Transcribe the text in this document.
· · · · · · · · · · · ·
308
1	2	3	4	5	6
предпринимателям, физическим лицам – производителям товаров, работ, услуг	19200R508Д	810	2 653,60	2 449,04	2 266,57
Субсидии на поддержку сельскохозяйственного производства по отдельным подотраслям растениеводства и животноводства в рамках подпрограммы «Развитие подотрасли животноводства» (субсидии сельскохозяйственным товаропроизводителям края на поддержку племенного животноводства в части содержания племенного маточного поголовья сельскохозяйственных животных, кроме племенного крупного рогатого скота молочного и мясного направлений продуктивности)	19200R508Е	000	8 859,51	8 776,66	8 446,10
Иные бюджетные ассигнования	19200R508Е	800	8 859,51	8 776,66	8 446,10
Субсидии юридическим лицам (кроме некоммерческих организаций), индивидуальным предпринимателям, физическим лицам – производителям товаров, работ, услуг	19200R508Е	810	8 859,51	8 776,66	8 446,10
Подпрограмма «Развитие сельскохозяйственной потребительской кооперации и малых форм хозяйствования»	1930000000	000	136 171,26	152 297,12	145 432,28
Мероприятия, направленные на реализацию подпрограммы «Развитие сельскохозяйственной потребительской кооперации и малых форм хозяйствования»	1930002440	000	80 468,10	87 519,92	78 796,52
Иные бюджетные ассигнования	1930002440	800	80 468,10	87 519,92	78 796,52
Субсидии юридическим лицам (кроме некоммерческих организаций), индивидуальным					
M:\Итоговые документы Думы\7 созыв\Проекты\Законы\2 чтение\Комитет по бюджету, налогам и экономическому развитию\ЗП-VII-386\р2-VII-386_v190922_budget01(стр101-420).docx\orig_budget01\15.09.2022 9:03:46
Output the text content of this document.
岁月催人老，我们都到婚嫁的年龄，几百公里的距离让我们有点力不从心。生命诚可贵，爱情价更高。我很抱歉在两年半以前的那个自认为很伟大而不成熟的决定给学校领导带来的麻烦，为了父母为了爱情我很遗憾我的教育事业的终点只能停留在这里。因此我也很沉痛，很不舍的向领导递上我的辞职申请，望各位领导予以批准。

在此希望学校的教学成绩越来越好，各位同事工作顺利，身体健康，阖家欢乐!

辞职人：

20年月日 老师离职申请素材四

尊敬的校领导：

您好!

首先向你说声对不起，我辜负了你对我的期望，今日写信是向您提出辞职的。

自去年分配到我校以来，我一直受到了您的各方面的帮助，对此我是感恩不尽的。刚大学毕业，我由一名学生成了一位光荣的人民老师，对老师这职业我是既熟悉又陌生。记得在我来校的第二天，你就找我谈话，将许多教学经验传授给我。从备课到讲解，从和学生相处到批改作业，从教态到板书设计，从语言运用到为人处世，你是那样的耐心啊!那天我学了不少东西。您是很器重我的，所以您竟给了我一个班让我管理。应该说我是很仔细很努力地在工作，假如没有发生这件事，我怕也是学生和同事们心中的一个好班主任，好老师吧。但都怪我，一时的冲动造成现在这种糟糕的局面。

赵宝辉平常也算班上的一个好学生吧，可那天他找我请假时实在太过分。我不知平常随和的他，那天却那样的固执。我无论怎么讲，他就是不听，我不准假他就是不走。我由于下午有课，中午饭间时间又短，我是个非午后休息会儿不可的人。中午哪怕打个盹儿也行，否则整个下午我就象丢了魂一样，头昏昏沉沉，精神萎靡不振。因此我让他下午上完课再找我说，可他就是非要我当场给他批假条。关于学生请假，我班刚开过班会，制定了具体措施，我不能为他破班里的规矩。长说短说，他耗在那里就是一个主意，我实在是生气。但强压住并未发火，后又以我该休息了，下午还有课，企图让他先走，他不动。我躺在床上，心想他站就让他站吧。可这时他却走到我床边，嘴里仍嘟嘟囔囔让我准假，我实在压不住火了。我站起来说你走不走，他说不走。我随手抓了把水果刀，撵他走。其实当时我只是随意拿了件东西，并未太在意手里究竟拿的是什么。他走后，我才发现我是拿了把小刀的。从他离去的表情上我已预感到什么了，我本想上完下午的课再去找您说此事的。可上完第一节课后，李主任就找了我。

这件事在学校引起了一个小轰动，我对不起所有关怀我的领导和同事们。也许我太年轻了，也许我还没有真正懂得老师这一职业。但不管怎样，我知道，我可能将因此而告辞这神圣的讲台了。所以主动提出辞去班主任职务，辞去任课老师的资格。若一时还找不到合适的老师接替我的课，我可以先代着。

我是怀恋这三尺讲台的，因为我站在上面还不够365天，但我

= = =

Objective: In the records above, find each line that holds the word "сельскохозяйственной"; copy all such lines.

Finished task:
Подпрограмма «Развитие сельскохозяйственной потребительской кооперации и малых форм хозяйствования»	1930000000	000	136 171,26	152 297,12	145 432,28
Мероприятия, направленные на реализацию подпрограммы «Развитие сельскохозяйственной потребительской кооперации и малых форм хозяйствования»	1930002440	000	80 468,10	87 519,92	78 796,52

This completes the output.